## WHAT IS REQUIRED:
Your task is to print all of the data word for word.

===== EXCERPTED RECORDS

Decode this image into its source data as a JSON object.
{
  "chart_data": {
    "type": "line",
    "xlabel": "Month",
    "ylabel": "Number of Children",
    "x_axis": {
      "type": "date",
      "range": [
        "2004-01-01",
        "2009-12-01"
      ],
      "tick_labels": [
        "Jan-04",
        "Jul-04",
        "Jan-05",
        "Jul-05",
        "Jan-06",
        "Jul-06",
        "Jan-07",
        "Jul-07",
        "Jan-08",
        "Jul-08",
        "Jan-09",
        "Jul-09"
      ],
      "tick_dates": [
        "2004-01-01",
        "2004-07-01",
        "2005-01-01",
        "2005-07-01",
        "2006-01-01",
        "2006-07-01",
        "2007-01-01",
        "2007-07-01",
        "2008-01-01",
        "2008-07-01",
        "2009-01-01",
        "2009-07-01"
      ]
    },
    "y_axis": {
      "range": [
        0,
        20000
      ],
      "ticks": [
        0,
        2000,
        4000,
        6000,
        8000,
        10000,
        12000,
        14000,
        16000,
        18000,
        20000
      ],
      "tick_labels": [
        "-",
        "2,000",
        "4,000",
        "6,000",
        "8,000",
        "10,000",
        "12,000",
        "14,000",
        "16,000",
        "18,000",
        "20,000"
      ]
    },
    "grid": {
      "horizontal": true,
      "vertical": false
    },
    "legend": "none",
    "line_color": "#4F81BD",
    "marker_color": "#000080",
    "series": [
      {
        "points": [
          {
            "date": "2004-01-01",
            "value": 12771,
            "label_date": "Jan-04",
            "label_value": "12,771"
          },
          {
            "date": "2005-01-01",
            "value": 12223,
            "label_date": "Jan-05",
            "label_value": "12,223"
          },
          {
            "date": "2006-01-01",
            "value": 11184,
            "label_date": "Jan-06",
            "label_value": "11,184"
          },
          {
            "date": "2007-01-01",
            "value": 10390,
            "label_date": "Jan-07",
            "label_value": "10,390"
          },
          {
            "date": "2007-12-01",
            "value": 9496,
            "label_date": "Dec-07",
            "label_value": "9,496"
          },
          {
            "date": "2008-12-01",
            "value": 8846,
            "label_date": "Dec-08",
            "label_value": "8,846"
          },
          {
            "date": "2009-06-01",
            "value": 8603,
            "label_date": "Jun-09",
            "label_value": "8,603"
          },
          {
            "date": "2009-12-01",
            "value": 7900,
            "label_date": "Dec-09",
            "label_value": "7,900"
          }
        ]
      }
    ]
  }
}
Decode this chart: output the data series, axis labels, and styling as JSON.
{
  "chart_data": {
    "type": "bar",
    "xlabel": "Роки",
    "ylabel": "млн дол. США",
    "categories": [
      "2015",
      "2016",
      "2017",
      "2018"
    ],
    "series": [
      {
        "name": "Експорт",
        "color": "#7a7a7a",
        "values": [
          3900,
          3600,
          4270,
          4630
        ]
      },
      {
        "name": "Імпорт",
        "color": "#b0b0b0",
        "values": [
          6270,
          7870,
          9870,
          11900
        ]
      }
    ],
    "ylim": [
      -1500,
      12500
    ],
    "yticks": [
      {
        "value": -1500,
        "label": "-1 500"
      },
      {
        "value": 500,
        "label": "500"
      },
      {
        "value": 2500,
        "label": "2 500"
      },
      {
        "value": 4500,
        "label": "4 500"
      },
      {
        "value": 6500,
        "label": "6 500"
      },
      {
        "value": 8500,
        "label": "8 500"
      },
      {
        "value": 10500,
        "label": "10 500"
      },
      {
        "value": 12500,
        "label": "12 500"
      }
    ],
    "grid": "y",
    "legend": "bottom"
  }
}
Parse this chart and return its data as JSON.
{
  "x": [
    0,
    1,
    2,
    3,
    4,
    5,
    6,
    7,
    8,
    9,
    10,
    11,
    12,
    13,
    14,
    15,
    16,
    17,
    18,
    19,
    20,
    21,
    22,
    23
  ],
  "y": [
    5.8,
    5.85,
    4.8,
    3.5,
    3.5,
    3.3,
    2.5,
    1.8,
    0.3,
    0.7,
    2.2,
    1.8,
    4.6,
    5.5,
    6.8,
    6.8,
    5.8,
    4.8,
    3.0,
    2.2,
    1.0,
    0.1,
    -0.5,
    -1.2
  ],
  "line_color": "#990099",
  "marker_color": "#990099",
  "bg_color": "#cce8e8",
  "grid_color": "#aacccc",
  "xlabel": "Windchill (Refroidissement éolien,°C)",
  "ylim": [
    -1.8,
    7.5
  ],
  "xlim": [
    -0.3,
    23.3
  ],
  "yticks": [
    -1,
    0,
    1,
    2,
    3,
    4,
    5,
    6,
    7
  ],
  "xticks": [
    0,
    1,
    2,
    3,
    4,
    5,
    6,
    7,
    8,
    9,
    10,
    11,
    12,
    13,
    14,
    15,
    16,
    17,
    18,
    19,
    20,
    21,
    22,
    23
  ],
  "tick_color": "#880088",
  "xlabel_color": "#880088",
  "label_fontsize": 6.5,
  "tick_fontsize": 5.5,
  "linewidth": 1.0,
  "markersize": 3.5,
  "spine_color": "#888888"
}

==========

## EXERCISE ANSWER:
Decode this image into its source data as a JSON object.
{
  "chart_data": {
    "type": "line",
    "xlabel": "Month",
    "ylabel": "Number of Children",
    "x_axis": {
      "type": "date",
      "range": [
        "2004-01-01",
        "2009-12-01"
      ],
      "tick_labels": [
        "Jan-04",
        "Jul-04",
        "Jan-05",
        "Jul-05",
        "Jan-06",
        "Jul-06",
        "Jan-07",
        "Jul-07",
        "Jan-08",
        "Jul-08",
        "Jan-09",
        "Jul-09"
      ],
      "tick_dates": [
        "2004-01-01",
        "2004-07-01",
        "2005-01-01",
        "2005-07-01",
        "2006-01-01",
        "2006-07-01",
        "2007-01-01",
        "2007-07-01",
        "2008-01-01",
        "2008-07-01",
        "2009-01-01",
        "2009-07-01"
      ]
    },
    "y_axis": {
      "range": [
        0,
        20000
      ],
      "ticks": [
        0,
        2000,
        4000,
        6000,
        8000,
        10000,
        12000,
        14000,
        16000,
        18000,
        20000
      ],
      "tick_labels": [
        "-",
        "2,000",
        "4,000",
        "6,000",
        "8,000",
        "10,000",
        "12,000",
        "14,000",
        "16,000",
        "18,000",
        "20,000"
      ]
    },
    "grid": {
      "horizontal": true,
      "vertical": false
    },
    "legend": "none",
    "line_color": "#4F81BD",
    "marker_color": "#000080",
    "series": [
      {
        "points": [
          {
            "date": "2004-01-01",
            "value": 12771,
            "label_date": "Jan-04",
            "label_value": "12,771"
          },
          {
            "date": "2005-01-01",
            "value": 12223,
            "label_date": "Jan-05",
            "label_value": "12,223"
          },
          {
            "date": "2006-01-01",
            "value": 11184,
            "label_date": "Jan-06",
            "label_value": "11,184"
          },
          {
            "date": "2007-01-01",
            "value": 10390,
            "label_date": "Jan-07",
            "label_value": "10,390"
          },
          {
            "date": "2007-12-01",
            "value": 9496,
            "label_date": "Dec-07",
            "label_value": "9,496"
          },
          {
            "date": "2008-12-01",
            "value": 8846,
            "label_date": "Dec-08",
            "label_value": "8,846"
          },
          {
            "date": "2009-06-01",
            "value": 8603,
            "label_date": "Jun-09",
            "label_value": "8,603"
          },
          {
            "date": "2009-12-01",
            "value": 7900,
            "label_date": "Dec-09",
            "label_value": "7,900"
          }
        ]
      }
    ]
  }
}
Decode this chart: output the data series, axis labels, and styling as JSON.
{
  "chart_data": {
    "type": "bar",
    "xlabel": "Роки",
    "ylabel": "млн дол. США",
    "categories": [
      "2015",
      "2016",
      "2017",
      "2018"
    ],
    "series": [
      {
        "name": "Експорт",
        "color": "#7a7a7a",
        "values": [
          3900,
          3600,
          4270,
          4630
        ]
      },
      {
        "name": "Імпорт",
        "color": "#b0b0b0",
        "values": [
          6270,
          7870,
          9870,
          11900
        ]
      }
    ],
    "ylim": [
      -1500,
      12500
    ],
    "yticks": [
      {
        "value": -1500,
        "label": "-1 500"
      },
      {
        "value": 500,
        "label": "500"
      },
      {
        "value": 2500,
        "label": "2 500"
      },
      {
        "value": 4500,
        "label": "4 500"
      },
      {
        "value": 6500,
        "label": "6 500"
      },
      {
        "value": 8500,
        "label": "8 500"
      },
      {
        "value": 10500,
        "label": "10 500"
      },
      {
        "value": 12500,
        "label": "12 500"
      }
    ],
    "grid": "y",
    "legend": "bottom"
  }
}
Parse this chart and return its data as JSON.
{
  "x": [
    0,
    1,
    2,
    3,
    4,
    5,
    6,
    7,
    8,
    9,
    10,
    11,
    12,
    13,
    14,
    15,
    16,
    17,
    18,
    19,
    20,
    21,
    22,
    23
  ],
  "y": [
    5.8,
    5.85,
    4.8,
    3.5,
    3.5,
    3.3,
    2.5,
    1.8,
    0.3,
    0.7,
    2.2,
    1.8,
    4.6,
    5.5,
    6.8,
    6.8,
    5.8,
    4.8,
    3.0,
    2.2,
    1.0,
    0.1,
    -0.5,
    -1.2
  ],
  "line_color": "#990099",
  "marker_color": "#990099",
  "bg_color": "#cce8e8",
  "grid_color": "#aacccc",
  "xlabel": "Windchill (Refroidissement éolien,°C)",
  "ylim": [
    -1.8,
    7.5
  ],
  "xlim": [
    -0.3,
    23.3
  ],
  "yticks": [
    -1,
    0,
    1,
    2,
    3,
    4,
    5,
    6,
    7
  ],
  "xticks": [
    0,
    1,
    2,
    3,
    4,
    5,
    6,
    7,
    8,
    9,
    10,
    11,
    12,
    13,
    14,
    15,
    16,
    17,
    18,
    19,
    20,
    21,
    22,
    23
  ],
  "tick_color": "#880088",
  "xlabel_color": "#880088",
  "label_fontsize": 6.5,
  "tick_fontsize": 5.5,
  "linewidth": 1.0,
  "markersize": 3.5,
  "spine_color": "#888888"
}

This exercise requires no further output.